[Spatial layout data]

════════════════════

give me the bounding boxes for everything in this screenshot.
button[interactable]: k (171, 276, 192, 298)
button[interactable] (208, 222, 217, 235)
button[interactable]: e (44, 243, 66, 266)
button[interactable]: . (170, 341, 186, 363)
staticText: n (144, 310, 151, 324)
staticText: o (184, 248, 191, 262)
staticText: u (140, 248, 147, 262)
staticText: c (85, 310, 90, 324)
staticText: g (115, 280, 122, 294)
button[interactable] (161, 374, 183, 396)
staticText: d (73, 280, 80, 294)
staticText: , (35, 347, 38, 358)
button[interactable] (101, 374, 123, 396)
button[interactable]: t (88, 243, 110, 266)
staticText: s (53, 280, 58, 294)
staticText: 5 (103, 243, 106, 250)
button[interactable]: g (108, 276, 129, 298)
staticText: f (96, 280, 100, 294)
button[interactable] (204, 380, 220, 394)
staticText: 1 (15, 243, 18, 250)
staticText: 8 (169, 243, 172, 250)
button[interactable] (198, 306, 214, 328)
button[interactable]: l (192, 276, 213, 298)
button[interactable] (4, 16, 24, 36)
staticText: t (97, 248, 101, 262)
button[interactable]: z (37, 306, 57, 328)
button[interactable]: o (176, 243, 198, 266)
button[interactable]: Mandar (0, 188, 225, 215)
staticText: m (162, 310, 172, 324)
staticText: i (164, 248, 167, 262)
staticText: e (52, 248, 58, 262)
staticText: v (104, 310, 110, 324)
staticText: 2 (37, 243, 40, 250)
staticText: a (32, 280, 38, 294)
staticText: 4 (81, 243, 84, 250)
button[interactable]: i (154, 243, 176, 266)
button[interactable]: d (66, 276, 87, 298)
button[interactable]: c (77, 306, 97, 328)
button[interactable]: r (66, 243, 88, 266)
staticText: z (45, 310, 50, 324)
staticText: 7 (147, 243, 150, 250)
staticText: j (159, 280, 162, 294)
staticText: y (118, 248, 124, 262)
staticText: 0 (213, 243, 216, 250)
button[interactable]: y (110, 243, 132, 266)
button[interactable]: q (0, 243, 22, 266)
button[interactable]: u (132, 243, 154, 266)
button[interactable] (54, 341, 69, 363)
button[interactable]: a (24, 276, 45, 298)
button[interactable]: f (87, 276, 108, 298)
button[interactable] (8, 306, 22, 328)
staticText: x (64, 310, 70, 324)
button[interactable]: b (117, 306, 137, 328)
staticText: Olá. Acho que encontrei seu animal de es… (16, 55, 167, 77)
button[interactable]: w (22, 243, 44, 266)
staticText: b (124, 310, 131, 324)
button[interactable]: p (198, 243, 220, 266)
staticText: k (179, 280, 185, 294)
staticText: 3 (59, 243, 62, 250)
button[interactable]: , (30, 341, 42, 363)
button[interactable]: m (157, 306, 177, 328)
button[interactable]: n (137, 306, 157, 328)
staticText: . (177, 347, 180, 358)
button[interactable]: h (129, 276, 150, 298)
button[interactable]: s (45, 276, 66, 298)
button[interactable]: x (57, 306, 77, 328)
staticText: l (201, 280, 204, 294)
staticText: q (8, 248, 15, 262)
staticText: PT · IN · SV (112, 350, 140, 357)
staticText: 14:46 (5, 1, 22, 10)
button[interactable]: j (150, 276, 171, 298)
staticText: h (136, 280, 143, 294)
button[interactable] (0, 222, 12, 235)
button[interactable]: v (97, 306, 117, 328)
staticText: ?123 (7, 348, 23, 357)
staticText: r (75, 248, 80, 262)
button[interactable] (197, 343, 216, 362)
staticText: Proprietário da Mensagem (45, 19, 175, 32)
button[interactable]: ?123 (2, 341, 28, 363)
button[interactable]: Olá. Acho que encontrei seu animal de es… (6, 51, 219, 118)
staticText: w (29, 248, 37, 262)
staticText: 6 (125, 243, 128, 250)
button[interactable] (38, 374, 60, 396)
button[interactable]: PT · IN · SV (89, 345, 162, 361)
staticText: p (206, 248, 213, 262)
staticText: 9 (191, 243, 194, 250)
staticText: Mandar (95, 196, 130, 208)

════════════════════

Given exercise »
Reproduce the lines of the material from its first line through the line containing "button[interactable]: Mandar (0, 188, 225, 215)", keeping both ends.

Output of the exercise »
give me the bounding boxes for everything in this screenshot.
button[interactable]: k (171, 276, 192, 298)
button[interactable] (208, 222, 217, 235)
button[interactable]: e (44, 243, 66, 266)
button[interactable]: . (170, 341, 186, 363)
staticText: n (144, 310, 151, 324)
staticText: o (184, 248, 191, 262)
staticText: u (140, 248, 147, 262)
staticText: c (85, 310, 90, 324)
staticText: g (115, 280, 122, 294)
button[interactable] (161, 374, 183, 396)
staticText: d (73, 280, 80, 294)
staticText: , (35, 347, 38, 358)
button[interactable] (101, 374, 123, 396)
button[interactable]: t (88, 243, 110, 266)
staticText: s (53, 280, 58, 294)
staticText: 5 (103, 243, 106, 250)
button[interactable]: g (108, 276, 129, 298)
staticText: f (96, 280, 100, 294)
button[interactable] (204, 380, 220, 394)
staticText: 1 (15, 243, 18, 250)
staticText: 8 (169, 243, 172, 250)
button[interactable] (198, 306, 214, 328)
button[interactable]: l (192, 276, 213, 298)
button[interactable] (4, 16, 24, 36)
staticText: t (97, 248, 101, 262)
button[interactable]: z (37, 306, 57, 328)
button[interactable]: o (176, 243, 198, 266)
button[interactable]: Mandar (0, 188, 225, 215)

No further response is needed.